INSTRUCTIONS FOR THE TASK → Below are the records; pull every line that includes "conflitto".

DATA RECORDS →
::::

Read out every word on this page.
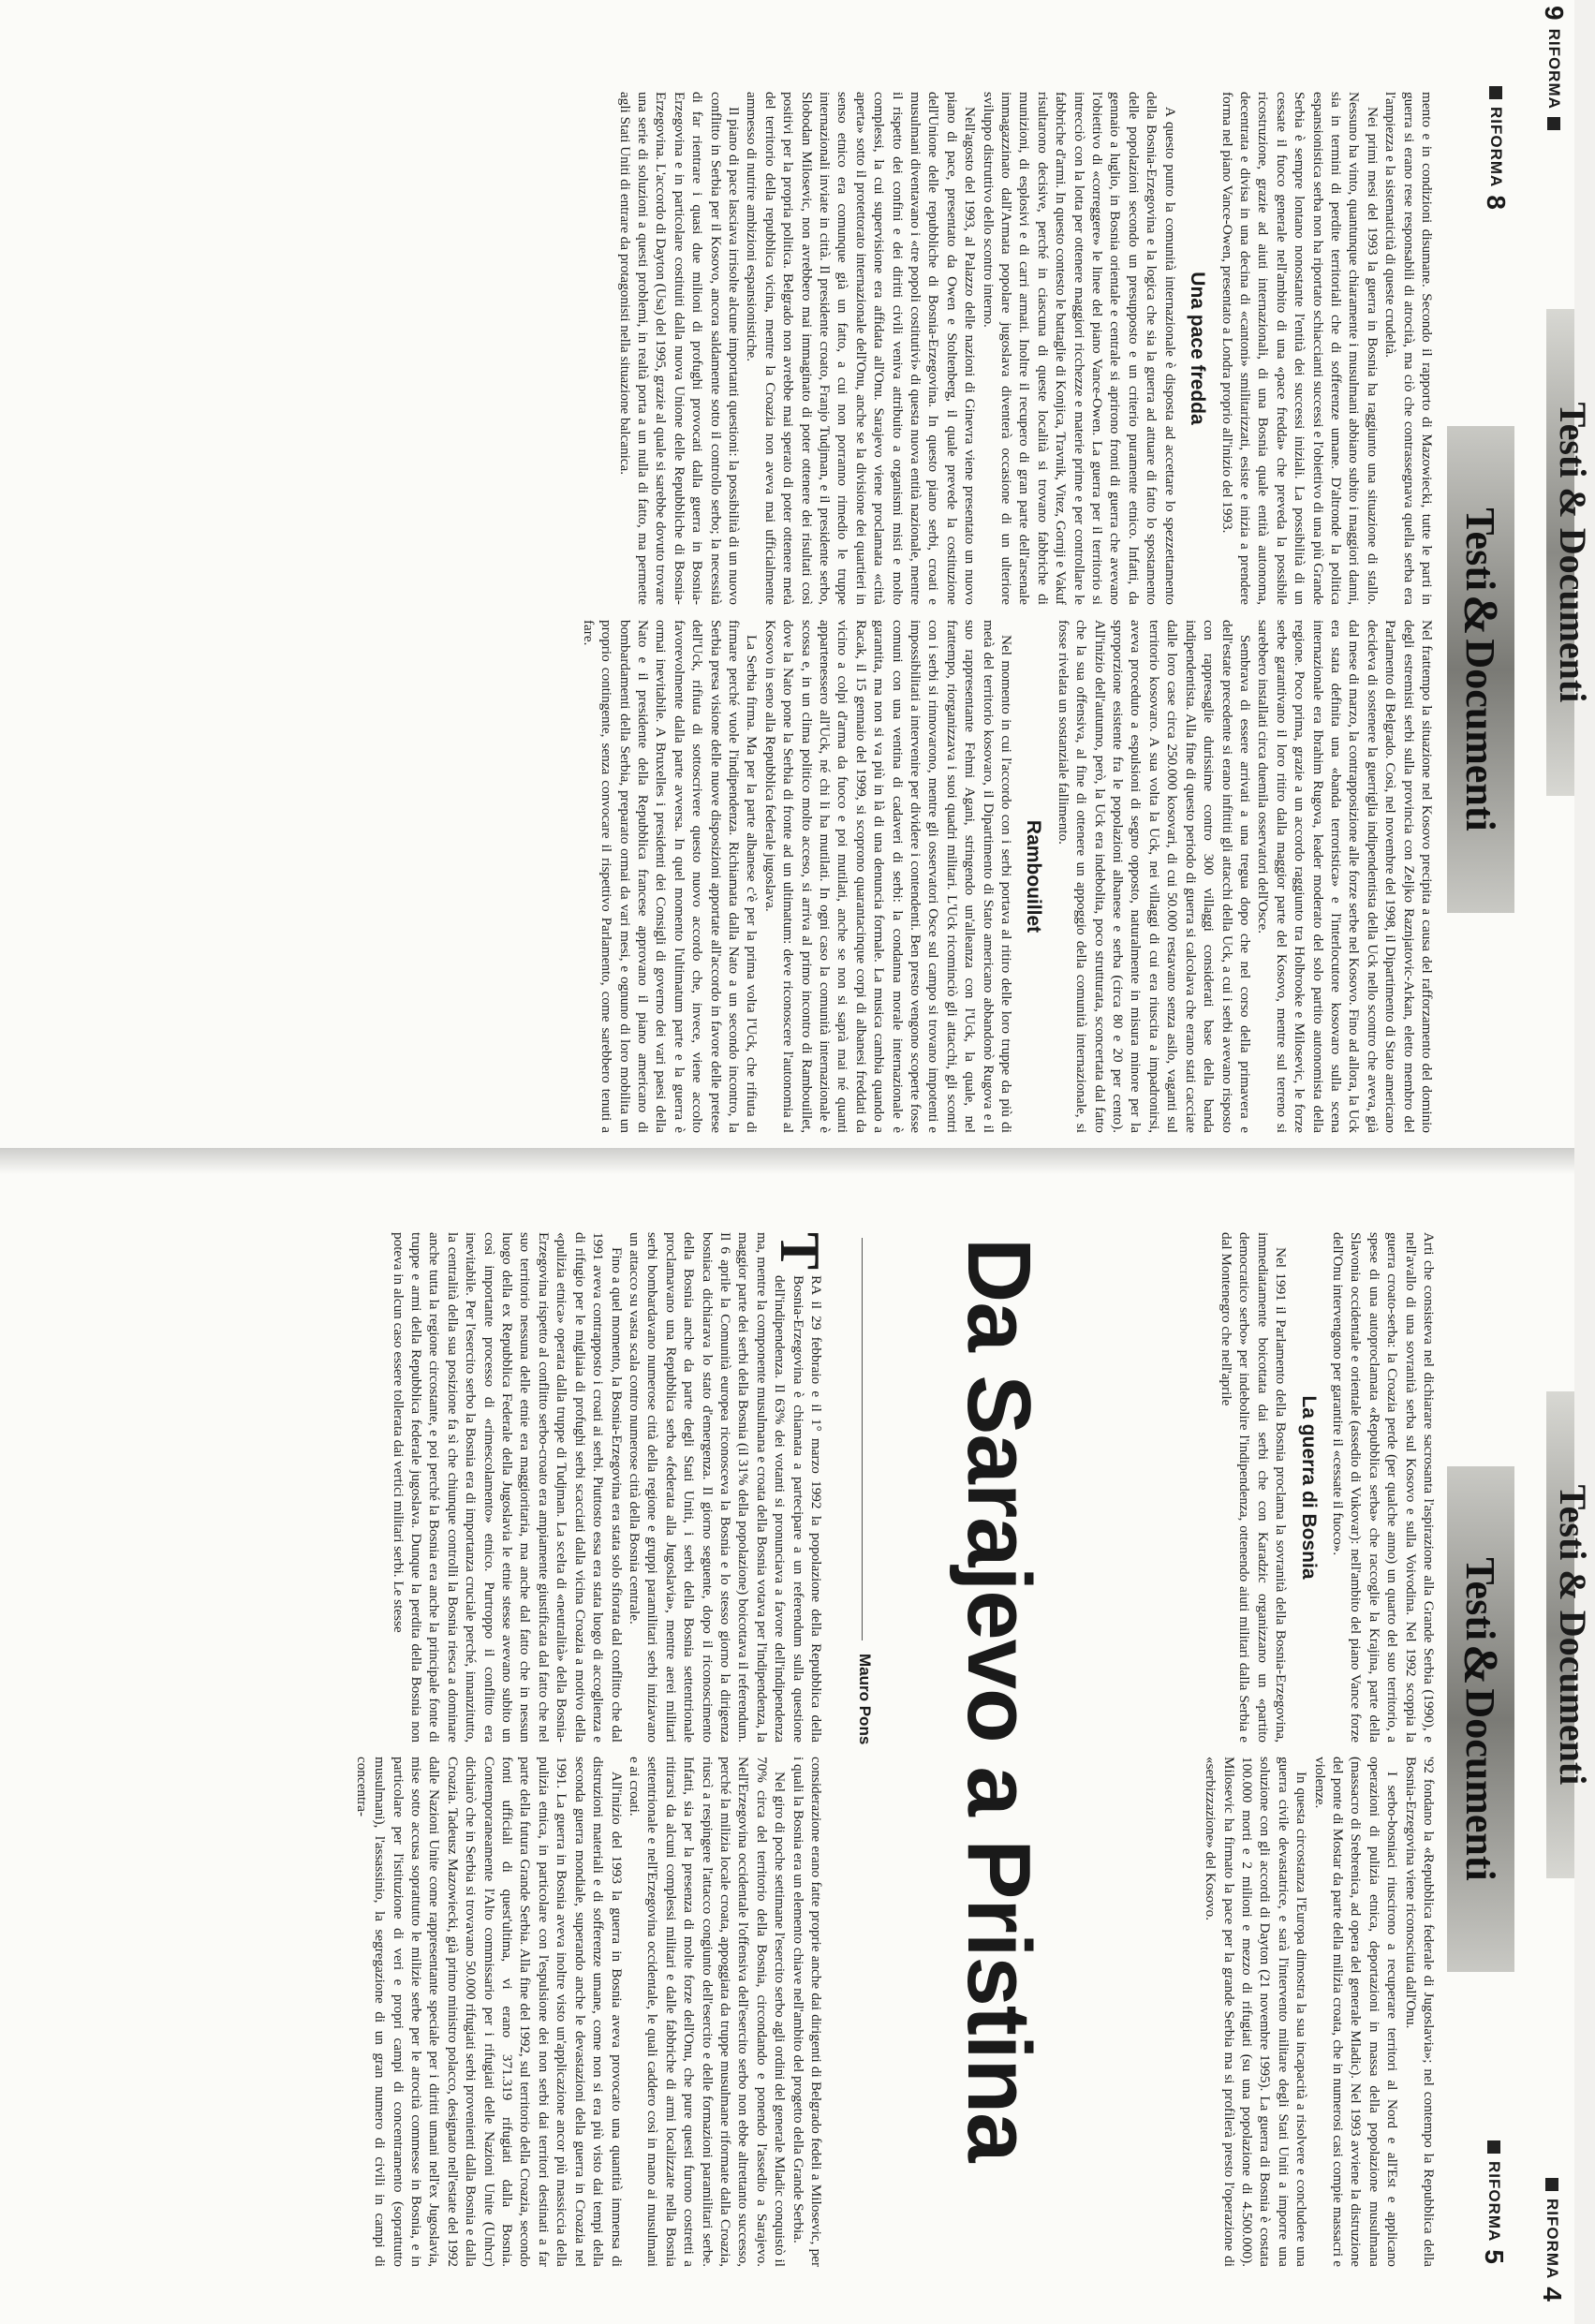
9
RIFORMA
Testi & Documenti
RIFORMA
8
Testi
&
Documenti

mento e in condizioni disumane. Secondo il rapporto di Mazowiecki, tutte le parti in guerra si erano rese responsabili di atrocità, ma ciò che contrassegnava quella serba era l'ampiezza e la sistematicità di queste crudeltà.

Nei primi mesi del 1993 la guerra in Bosnia ha raggiunto una situazione di stallo. Nessuno ha vinto, quantunque chiaramente i musulmani abbiano subito i maggiori danni, sia in termini di perdite territoriali che di sofferenze umane. D'altronde la politica espansionistica serba non ha riportato schiaccianti successi e l'obiettivo di una più Grande Serbia è sempre lontano nonostante l'entità dei successi iniziali. La possibilità di un cessate il fuoco generale nell'ambito di una «pace fredda» che preveda la possibile ricostruzione, grazie ad aiuti internazionali, di una Bosnia quale entità autonoma, decentrata e divisa in una decina di «cantoni» smilitarizzati, esiste e inizia a prendere forma nel piano Vance-Owen, presentato a Londra proprio all'inizio del 1993.

Una pace fredda

A questo punto la comunità internazionale è disposta ad accettare lo spezzettamento della Bosnia-Erzegovina e la logica che sia la guerra ad attuare di fatto lo spostamento delle popolazioni secondo un presupposto e un criterio puramente etnico. Infatti, da gennaio a luglio, in Bosnia orientale e centrale si aprirono fronti di guerra che avevano l'obiettivo di «correggere» le linee del piano Vance-Owen. La guerra per il territorio si intrecciò con la lotta per ottenere maggiori ricchezze e materie prime e per controllare le fabbriche d'armi. In questo contesto le battaglie di Konjica, Travnik, Vitez, Gornji e Vakuf risultarono decisive, perché in ciascuna di queste località si trovano fabbriche di munizioni, di esplosivi e di carri armati. Inoltre il recupero di gran parte dell'arsenale immagazzinato dall'Armata popolare jugoslava diventerà occasione di un ulteriore sviluppo distruttivo dello scontro interno.

Nell'agosto del 1993, al Palazzo delle nazioni di Ginevra viene presentato un nuovo piano di pace, presentato da Owen e Stoltenberg, il quale prevede la costituzione dell'Unione delle repubbliche di Bosnia-Erzegovina. In questo piano serbi, croati e musulmani diventavano i «tre popoli costitutivi» di questa nuova entità nazionale, mentre il rispetto dei confini e dei diritti civili veniva attribuito a organismi misti e molto complessi, la cui supervisione era affidata all'Onu. Sarajevo viene proclamata «città aperta» sotto il protettorato internazionale dell'Onu, anche se la divisione dei quartieri in senso etnico era comunque già un fatto, a cui non porranno rimedio le truppe internazionali inviate in città. Il presidente croato, Franjo Tudjman, e il presidente serbo, Slobodan Milosevic, non avrebbero mai immaginato di poter ottenere dei risultati così positivi per la propria politica. Belgrado non avrebbe mai sperato di poter ottenere metà del territorio della repubblica vicina, mentre la Croazia non aveva mai ufficialmente ammesso di nutrire ambizioni espansionistiche.

Il piano di pace lasciava irrisolte alcune importanti questioni: la possibilità di un nuovo conflitto in Serbia per il Kosovo, ancora saldamente sotto il controllo serbo; la necessità di far rientrare i quasi due milioni di profughi provocati dalla guerra in Bosnia-Erzegovina e in particolare costituiti dalla nuova Unione delle Repubbliche di Bosnia-Erzegovina. L'accordo di Dayton (Usa) del 1995, grazie al quale si sarebbe dovuto trovare una serie di soluzioni a questi problemi, in realtà porta a un nulla di fatto, ma permette agli Stati Uniti di entrare da protagonisti nella situazione balcanica.

Nel frattempo la situazione nel Kosovo precipita a causa del rafforzamento del dominio degli estremisti serbi sulla provincia con Zeljko Raznjatovic-Arkan, eletto membro del Parlamento di Belgrado. Così, nel novembre del 1998, il Dipartimento di Stato americano decideva di sostenere la guerriglia indipendentista della Uck nello scontro che aveva, già dal mese di marzo, la contrapposizione alle forze serbe nel Kosovo. Fino ad allora, la Uck era stata definita una «banda terroristica» e l'interlocutore kosovaro sulla scena internazionale era Ibrahim Rugova, leader moderato del solo partito autonomista della regione. Poco prima, grazie a un accordo raggiunto tra Holbrooke e Milosevic, le forze serbe garantivano il loro ritiro dalla maggior parte del Kosovo, mentre sul terreno si sarebbero installati circa duemila osservatori dell'Osce.

Sembrava di essere arrivati a una tregua dopo che nel corso della primavera e dell'estate precedente si erano infittiti gli attacchi della Uck, a cui i serbi avevano risposto con rappresaglie durissime contro 300 villaggi considerati base della banda indipendentista. Alla fine di questo periodo di guerra si calcolava che erano stati cacciate dalle loro case circa 250.000 kosovari, di cui 50.000 restavano senza asilo, vaganti sul territorio kosovaro. A sua volta la Uck, nei villaggi di cui era riuscita a impadronirsi, aveva proceduto a espulsioni di segno opposto, naturalmente in misura minore per la sproporzione esistente fra le popolazioni albanese e serba (circa 80 e 20 per cento). All'inizio dell'autunno, però, la Uck era indebolita, poco strutturata, sconcertata dal fatto che la sua offensiva, al fine di ottenere un appoggio della comunità internazionale, si fosse rivelata un sostanziale fallimento.

Rambouillet

Nel momento in cui l'accordo con i serbi portava al ritiro delle loro truppe da più di metà del territorio kosovaro, il Dipartimento di Stato americano abbandonò Rugova e il suo rappresentante Fehmi Agani, stringendo un'alleanza con l'Uck, la quale, nel frattempo, riorganizzava i suoi quadri militari. L'Uck ricominciò gli attacchi, gli scontri con i serbi si rinnovarono, mentre gli osservatori Osce sul campo si trovano impotenti e impossibilitati a intervenire per dividere i contendenti. Ben presto vengono scoperte fosse comuni con una ventina di cadaveri di serbi: la condanna morale internazionale è garantita, ma non si va più in là di una denuncia formale. La musica cambia quando a Racak, il 15 gennaio del 1999, si scoprono quarantacinque corpi di albanesi freddati da vicino a colpi d'arma da fuoco e poi mutilati, anche se non si saprà mai né quanti appartenessero all'Uck, né chi li ha mutilati. In ogni caso la comunità internazionale è scossa e, in un clima politico molto acceso, si arriva al primo incontro di Rambouillet, dove la Nato pone la Serbia di fronte ad un ultimatum: deve riconoscere l'autonomia al Kosovo in seno alla Repubblica federale jugoslava.

La Serbia firma. Ma per la parte albanese c'è per la prima volta l'Uck, che rifiuta di firmare perché vuole l'indipendenza. Richiamata dalla Nato a un secondo incontro, la Serbia presa visione delle nuove disposizioni apportate all'accordo in favore delle pretese dell'Uck, rifiuta di sottoscrivere questo nuovo accordo che, invece, viene accolto favorevolmente dalla parte avversa. In quel momento l'ultimatum parte e la guerra è ormai inevitabile. A Bruxelles i presidenti dei Consigli di governo dei vari paesi della Nato e il presidente della Repubblica francese approvano il piano americano di bombardamenti della Serbia, preparato ormai da vari mesi, e ognuno di loro mobilita un proprio contingente, senza convocare il rispettivo Parlamento, come sarebbero tenuti a fare.

Testi
&
Documenti
Testi & Documenti
RIFORMA
4
RIFORMA
5

Arti che consisteva nel dichiarare sacrosanta l'aspirazione alla Grande Serbia (1990), e nell'avallo di una sovranità serba sul Kosovo e sulla Voivodina. Nel 1992 scoppia la guerra croato-serba: la Croazia perde (per qualche anno) un quarto del suo territorio, a spese di una autoproclamata «Repubblica serba» che raccoglie la Krajina, parte della Slavonia occidentale e orientale (assedio di Vukovar): nell'ambito del piano Vance forze dell'Onu intervengono per garantire il «cessate il fuoco».

La guerra di Bosnia

Nel 1991 il Parlamento della Bosnia proclama la sovranità della Bosnia-Erzegovina, immediatamente boicottata dai serbi che con Karadzic organizzano un «partito democratico serbo» per indebolire l'indipendenza, ottenendo aiuti militari dalla Serbia e dal Montenegro che nell'aprile

'92 fondano la «Repubblica federale di Jugoslavia»; nel contempo la Repubblica della Bosnia-Erzegovina viene riconosciuta dall'Onu.

I serbo-bosniaci riuscirono a recuperare territori al Nord e all'Est e applicano operazioni di pulizia etnica, deportazioni in massa della popolazione musulmana (massacro di Srebrenica, ad opera del generale Mladic). Nel 1993 avviene la distruzione del ponte di Mostar da parte della milizia croata, che in numerosi casi compie massacri e violenze.

In questa circostanza l'Europa dimostra la sua incapacità a risolvere e concludere una guerra civile devastatrice, e sarà l'intervento militare degli Stati Uniti a imporre una soluzione con gli accordi di Dayton (21 novembre 1995). La guerra di Bosnia è costata 100.000 morti e 2 milioni e mezzo di rifugiati (su una popolazione di 4.500.000). Milosevic ha firmato la pace per la grande Serbia ma si profilerà presto l'operazione di «serbizzazione» del Kosovo.

Da Sarajevo a Pristina
Mauro Pons

T
RA il 29 febbraio e il 1° marzo 1992 la popolazione della Repubblica della Bosnia-Erzegovina è chiamata a partecipare a un referendum sulla questione dell'indipendenza. Il 63% dei votanti si pronunciava a favore dell'indipendenza ma, mentre la componente musulmana e croata della Bosnia votava per l'indipendenza, la maggior parte dei serbi della Bosnia (il 31% della popolazione) boicottava il referendum. Il 6 aprile la Comunità europea riconosceva la Bosnia e lo stesso giorno la dirigenza bosniaca dichiarava lo stato d'emergenza. Il giorno seguente, dopo il riconoscimento della Bosnia anche da parte degli Stati Uniti, i serbi della Bosnia settentrionale proclamavano una Repubblica serba «federata alla Jugoslavia», mentre aerei militari serbi bombardavano numerose città della regione e gruppi paramilitari serbi iniziavano un attacco su vasta scala contro numerose città della Bosnia centrale.

Fino a quel momento, la Bosnia-Erzegovina era stata solo sfiorata dal conflitto che dal 1991 aveva contrapposto i croati ai serbi. Piuttosto essa era stata luogo di accoglienza e di rifugio per le migliaia di profughi serbi scacciati dalla vicina Croazia a motivo della «pulizia etnica» operata dalla truppe di Tudjman. La scelta di «neutralità» della Bosnia-Erzegovina rispetto al conflitto serbo-croato era ampiamente giustificata dal fatto che nel suo territorio nessuna delle etnie era maggioritaria, ma anche dal fatto che in nessun luogo della ex Repubblica Federale della Jugoslavia le etnie stesse avevano subito un così importante processo di «rimescolamento» etnico. Purtroppo il conflitto era inevitabile. Per l'esercito serbo la Bosnia era di importanza cruciale perché, innanzitutto, la centralità della sua posizione fa sì che chiunque controlli la Bosnia riesca a dominare anche tutta la regione circostante, e poi perché la Bosnia era anche la principale fonte di truppe e armi della Repubblica federale jugoslava. Dunque la perdita della Bosnia non poteva in alcun caso essere tollerata dai vertici militari serbi. Le stesse

considerazione erano fatte proprie anche dai dirigenti di Belgrado fedeli a Milosevic, per i quali la Bosnia era un elemento chiave nell'ambito del progetto della Grande Serbia.

Nel giro di poche settimane l'esercito serbo agli ordini del generale Mladic conquistò il 70% circa del territorio della Bosnia, circondando e ponendo l'assedio a Sarajevo. Nell'Erzegovina occidentale l'offensiva dell'esercito serbo non ebbe altrettanto successo, perché la milizia locale croata, appoggiata da truppe musulmane riformate dalla Croazia, riuscì a respingere l'attacco congiunto dell'esercito e delle formazioni paramilitari serbe. Infatti, sia per la presenza di molte forze dell'Onu, che pure questi furono costretti a ritirarsi da alcuni complessi militari e dalle fabbriche di armi localizzate nella Bosnia settentrionale e nell'Erzegovina occidentale, le quali caddero così in mano ai musulmani e ai croati.

All'inizio del 1993 la guerra in Bosnia aveva provocato una quantità immensa di distruzioni materiali e di sofferenze umane, come non si era più visto dai tempi della seconda guerra mondiale, superando anche le devastazioni della guerra in Croazia nel 1991. La guerra in Bosnia aveva inoltre visto un'applicazione ancor più massiccia della pulizia etnica, in particolare con l'espulsione dei non serbi dai territori destinati a far parte della futura Grande Serbia. Alla fine del 1992, sul territorio della Croazia, secondo fonti ufficiali di quest'ultima, vi erano 371.319 rifugiati dalla Bosnia. Contemporaneamente l'Alto commissario per i rifugiati delle Nazioni Unite (Unhcr) dichiarò che in Serbia si trovavano 50.000 rifugiati serbi provenienti dalla Bosnia e dalla Croazia. Tadeusz Mazowiecki, già primo ministro polacco, designato nell'estate del 1992 dalle Nazioni Unite come rappresentante speciale per i diritti umani nell'ex Jugoslavia, mise sotto accusa soprattutto le milizie serbe per le atrocità commesse in Bosnia, e in particolare per l'istituzione di veri e propri campi di concentramento (soprattutto musulmani), l'assassinio, la segregazione di un gran numero di civili in campi di concentra-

::::

SOLUTION TO THIS TASK →
Il piano di pace lasciava irrisolte alcune importanti questioni: la possibilità di un nuovo conflitto in Serbia per il Kosovo, ancora saldamente sotto il controllo serbo; la necessità di far rientrare i quasi due milioni di profughi provocati dalla guerra in Bosnia-Erzegovina e in particolare costituiti dalla nuova Unione delle Repubbliche di Bosnia-Erzegovina. L'accordo di Dayton (Usa) del 1995, grazie al quale si sarebbe dovuto trovare una serie di soluzioni a questi problemi, in realtà porta a un nulla di fatto, ma permette agli Stati Uniti di entrare da protagonisti nella situazione balcanica.
Fino a quel momento, la Bosnia-Erzegovina era stata solo sfiorata dal conflitto che dal 1991 aveva contrapposto i croati ai serbi. Piuttosto essa era stata luogo di accoglienza e di rifugio per le migliaia di profughi serbi scacciati dalla vicina Croazia a motivo della «pulizia etnica» operata dalla truppe di Tudjman. La scelta di «neutralità» della Bosnia-Erzegovina rispetto al conflitto serbo-croato era ampiamente giustificata dal fatto che nel suo territorio nessuna delle etnie era maggioritaria, ma anche dal fatto che in nessun luogo della ex Repubblica Federale della Jugoslavia le etnie stesse avevano subito un così importante processo di «rimescolamento» etnico. Purtroppo il conflitto era inevitabile. Per l'esercito serbo la Bosnia era di importanza cruciale perché, innanzitutto, la centralità della sua posizione fa sì che chiunque controlli la Bosnia riesca a dominare anche tutta la regione circostante, e poi perché la Bosnia era anche la principale fonte di truppe e armi della Repubblica federale jugoslava. Dunque la perdita della Bosnia non poteva in alcun caso essere tollerata dai vertici militari serbi. Le stesse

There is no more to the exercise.